Data entries for graphics
________________________________________

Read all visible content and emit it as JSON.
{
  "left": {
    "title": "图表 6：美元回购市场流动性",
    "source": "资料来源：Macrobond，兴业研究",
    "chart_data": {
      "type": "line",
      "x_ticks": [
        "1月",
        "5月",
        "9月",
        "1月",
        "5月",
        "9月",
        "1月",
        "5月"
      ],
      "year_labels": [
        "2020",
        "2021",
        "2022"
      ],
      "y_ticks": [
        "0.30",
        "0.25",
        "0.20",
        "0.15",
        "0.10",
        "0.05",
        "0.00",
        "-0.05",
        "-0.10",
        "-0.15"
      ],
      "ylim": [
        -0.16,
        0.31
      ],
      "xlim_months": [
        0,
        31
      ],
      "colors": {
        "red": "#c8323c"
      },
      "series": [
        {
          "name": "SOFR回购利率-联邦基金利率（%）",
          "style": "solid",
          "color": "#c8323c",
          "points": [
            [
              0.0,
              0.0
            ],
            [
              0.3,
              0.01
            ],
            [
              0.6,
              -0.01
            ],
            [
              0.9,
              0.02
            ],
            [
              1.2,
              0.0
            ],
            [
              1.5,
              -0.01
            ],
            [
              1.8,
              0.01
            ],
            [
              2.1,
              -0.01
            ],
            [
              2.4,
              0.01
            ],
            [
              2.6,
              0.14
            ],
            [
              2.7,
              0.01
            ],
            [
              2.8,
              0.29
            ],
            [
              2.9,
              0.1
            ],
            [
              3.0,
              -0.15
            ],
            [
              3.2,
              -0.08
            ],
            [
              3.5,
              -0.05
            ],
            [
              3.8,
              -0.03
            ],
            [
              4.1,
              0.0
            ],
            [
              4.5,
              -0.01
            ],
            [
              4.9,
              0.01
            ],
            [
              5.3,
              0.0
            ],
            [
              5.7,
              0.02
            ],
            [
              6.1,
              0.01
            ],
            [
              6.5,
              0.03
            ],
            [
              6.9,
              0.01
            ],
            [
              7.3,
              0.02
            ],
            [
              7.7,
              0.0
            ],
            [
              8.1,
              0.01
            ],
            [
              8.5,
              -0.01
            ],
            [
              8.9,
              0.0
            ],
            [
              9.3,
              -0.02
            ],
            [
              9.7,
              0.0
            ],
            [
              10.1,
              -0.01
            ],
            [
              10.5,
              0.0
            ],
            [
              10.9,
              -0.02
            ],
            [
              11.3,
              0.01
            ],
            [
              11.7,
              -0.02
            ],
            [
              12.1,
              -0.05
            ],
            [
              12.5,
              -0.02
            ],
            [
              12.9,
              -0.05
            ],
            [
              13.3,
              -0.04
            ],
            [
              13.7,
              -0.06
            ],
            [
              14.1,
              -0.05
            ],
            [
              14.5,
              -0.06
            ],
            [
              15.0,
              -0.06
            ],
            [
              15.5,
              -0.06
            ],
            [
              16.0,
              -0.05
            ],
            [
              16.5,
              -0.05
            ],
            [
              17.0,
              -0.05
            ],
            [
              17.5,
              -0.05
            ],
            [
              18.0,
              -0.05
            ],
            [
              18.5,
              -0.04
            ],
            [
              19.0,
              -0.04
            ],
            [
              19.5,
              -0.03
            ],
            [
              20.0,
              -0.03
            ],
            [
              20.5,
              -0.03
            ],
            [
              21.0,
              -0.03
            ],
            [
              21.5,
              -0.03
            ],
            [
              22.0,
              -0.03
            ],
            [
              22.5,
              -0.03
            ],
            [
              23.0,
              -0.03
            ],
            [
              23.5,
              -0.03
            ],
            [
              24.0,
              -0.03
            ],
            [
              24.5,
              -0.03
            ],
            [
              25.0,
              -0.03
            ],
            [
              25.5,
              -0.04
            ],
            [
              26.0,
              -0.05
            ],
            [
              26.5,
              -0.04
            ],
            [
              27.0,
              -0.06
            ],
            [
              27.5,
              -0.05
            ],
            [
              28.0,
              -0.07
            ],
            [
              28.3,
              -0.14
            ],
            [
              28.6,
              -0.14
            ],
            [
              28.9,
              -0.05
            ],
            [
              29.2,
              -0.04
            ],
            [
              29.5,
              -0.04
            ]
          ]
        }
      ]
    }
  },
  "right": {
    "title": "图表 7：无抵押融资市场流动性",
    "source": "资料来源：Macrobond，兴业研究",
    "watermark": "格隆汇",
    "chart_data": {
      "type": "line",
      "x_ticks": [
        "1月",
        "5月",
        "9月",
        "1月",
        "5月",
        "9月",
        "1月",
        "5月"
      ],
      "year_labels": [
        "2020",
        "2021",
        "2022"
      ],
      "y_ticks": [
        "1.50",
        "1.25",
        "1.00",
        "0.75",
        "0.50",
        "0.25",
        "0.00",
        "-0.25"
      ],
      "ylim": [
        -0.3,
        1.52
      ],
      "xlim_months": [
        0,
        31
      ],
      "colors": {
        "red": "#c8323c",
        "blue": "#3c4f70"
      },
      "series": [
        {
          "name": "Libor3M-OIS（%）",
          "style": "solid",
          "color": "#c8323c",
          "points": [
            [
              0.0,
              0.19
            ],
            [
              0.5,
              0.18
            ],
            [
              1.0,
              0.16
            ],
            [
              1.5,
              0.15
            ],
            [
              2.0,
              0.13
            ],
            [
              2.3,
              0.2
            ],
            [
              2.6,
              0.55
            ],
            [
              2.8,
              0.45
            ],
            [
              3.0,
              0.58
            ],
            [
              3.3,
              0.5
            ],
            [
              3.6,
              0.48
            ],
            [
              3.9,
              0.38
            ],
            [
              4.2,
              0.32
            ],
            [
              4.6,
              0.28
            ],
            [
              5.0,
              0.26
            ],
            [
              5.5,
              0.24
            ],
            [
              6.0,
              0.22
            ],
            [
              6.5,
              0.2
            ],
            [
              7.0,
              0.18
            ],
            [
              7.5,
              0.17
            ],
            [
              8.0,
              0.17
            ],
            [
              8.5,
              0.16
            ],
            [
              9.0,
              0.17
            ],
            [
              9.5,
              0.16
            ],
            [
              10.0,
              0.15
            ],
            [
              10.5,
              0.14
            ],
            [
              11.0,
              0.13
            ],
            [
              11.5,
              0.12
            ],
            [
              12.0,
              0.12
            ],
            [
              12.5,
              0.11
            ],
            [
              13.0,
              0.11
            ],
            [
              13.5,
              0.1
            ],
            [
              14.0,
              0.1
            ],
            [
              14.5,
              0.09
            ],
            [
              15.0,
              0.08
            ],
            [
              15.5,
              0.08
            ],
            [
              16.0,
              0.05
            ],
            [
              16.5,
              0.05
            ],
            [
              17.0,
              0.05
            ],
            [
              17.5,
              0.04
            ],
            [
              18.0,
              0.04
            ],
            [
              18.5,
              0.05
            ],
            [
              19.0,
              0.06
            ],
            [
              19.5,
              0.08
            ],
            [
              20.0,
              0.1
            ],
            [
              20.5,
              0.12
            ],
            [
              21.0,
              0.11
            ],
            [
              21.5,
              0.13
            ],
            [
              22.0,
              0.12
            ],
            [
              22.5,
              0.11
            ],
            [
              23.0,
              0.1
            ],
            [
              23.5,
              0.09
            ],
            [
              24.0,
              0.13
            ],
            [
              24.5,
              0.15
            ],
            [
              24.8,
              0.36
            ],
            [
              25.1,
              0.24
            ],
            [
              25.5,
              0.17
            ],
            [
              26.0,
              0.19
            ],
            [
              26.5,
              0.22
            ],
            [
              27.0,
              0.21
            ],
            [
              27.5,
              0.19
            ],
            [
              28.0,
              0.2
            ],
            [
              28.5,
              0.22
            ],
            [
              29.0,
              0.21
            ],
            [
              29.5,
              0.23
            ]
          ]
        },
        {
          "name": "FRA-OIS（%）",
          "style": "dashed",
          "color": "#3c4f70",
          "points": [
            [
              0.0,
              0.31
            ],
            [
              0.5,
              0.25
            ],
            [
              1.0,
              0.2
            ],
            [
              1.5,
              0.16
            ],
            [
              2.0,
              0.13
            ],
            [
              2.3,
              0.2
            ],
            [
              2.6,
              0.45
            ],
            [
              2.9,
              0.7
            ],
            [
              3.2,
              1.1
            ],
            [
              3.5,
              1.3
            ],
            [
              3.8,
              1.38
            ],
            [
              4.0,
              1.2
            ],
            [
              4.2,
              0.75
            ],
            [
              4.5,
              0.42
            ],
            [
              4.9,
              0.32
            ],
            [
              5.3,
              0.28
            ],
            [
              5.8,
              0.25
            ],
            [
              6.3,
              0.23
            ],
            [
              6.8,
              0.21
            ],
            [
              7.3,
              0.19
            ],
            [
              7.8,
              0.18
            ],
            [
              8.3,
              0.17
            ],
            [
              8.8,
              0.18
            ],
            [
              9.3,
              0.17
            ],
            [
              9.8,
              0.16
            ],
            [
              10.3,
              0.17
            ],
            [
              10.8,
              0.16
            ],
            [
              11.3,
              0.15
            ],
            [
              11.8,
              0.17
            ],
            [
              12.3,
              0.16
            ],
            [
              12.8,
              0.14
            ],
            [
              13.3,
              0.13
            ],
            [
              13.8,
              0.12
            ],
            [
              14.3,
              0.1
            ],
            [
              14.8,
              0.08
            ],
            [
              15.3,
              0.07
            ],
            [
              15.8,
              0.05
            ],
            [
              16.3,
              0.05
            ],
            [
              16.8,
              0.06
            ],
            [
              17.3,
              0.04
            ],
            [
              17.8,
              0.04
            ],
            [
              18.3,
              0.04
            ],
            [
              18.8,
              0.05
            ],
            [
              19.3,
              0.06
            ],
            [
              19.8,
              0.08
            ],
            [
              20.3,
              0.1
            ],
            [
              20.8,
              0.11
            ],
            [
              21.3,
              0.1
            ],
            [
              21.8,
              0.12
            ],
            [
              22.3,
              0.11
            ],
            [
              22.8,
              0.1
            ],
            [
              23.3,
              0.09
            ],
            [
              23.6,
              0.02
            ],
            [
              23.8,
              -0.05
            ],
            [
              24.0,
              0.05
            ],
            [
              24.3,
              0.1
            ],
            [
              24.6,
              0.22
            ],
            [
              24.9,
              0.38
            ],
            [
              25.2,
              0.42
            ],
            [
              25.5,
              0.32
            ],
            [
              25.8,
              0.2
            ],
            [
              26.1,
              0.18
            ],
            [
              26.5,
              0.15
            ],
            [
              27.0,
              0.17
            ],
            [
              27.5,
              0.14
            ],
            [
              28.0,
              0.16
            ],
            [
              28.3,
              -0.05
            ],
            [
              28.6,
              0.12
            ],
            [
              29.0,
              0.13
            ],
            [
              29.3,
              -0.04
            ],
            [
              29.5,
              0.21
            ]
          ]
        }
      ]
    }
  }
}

________________________________________

Each line that has the word "name" should be copied.

-- WRITTEN SOLUTION --
          "name": "SOFR回购利率-联邦基金利率（%）",
          "name": "Libor3M-OIS（%）",
          "name": "FRA-OIS（%）",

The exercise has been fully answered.